___ DATA TO PROCESS ___

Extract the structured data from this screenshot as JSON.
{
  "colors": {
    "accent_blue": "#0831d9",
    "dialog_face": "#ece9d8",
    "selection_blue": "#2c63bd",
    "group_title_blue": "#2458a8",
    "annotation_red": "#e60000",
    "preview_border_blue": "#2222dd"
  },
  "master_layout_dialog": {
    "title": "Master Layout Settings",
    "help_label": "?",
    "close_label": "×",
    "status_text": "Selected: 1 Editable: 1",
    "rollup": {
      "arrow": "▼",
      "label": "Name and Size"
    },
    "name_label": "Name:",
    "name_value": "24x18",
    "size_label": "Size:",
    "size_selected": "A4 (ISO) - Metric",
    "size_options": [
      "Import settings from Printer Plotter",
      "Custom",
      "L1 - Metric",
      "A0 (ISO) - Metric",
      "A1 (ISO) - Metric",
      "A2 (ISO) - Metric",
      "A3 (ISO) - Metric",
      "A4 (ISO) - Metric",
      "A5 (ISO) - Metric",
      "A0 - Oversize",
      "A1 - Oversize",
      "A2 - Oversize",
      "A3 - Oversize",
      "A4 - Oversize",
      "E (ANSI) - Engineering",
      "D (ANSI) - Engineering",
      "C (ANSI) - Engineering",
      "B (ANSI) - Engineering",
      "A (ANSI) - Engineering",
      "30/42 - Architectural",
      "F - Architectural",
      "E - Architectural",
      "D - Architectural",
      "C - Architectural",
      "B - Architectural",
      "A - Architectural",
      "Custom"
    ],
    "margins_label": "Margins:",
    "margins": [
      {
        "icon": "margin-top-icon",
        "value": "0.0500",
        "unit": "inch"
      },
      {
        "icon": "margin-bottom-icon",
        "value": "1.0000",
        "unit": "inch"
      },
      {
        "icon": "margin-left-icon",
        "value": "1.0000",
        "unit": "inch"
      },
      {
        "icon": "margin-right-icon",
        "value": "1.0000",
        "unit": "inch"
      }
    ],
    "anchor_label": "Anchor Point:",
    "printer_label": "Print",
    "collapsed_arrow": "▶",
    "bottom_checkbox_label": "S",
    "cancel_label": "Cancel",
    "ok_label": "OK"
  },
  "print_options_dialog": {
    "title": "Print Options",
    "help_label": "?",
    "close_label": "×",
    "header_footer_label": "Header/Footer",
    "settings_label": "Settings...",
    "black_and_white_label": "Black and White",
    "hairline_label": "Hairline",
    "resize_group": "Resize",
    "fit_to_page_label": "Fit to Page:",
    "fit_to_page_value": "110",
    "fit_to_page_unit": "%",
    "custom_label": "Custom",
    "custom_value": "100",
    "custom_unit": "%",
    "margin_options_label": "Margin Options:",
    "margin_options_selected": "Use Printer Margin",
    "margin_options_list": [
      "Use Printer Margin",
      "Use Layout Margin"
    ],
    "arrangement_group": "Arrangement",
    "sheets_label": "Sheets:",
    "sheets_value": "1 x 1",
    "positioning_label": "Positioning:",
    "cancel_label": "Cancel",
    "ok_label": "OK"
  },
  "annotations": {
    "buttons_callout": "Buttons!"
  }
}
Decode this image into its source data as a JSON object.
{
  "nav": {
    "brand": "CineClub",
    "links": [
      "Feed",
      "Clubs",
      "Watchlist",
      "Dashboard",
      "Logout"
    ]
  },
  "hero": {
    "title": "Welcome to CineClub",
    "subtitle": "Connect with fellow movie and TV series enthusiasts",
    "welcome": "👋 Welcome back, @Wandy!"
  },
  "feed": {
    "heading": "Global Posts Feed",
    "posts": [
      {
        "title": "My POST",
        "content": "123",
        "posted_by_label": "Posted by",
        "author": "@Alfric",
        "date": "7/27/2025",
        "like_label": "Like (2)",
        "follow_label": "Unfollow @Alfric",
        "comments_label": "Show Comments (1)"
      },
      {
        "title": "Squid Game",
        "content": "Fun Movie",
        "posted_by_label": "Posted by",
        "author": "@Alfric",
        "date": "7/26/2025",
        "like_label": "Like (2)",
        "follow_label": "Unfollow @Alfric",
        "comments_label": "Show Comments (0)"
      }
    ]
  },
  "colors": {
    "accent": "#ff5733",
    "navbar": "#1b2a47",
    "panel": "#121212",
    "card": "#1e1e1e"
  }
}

___

EXERCISE INSTRUCTIONS - The lines to collect are those holding the string "Show"; copy them all.

EXPECTED ANSWER -
        "comments_label": "Show Comments (1)"
        "comments_label": "Show Comments (0)"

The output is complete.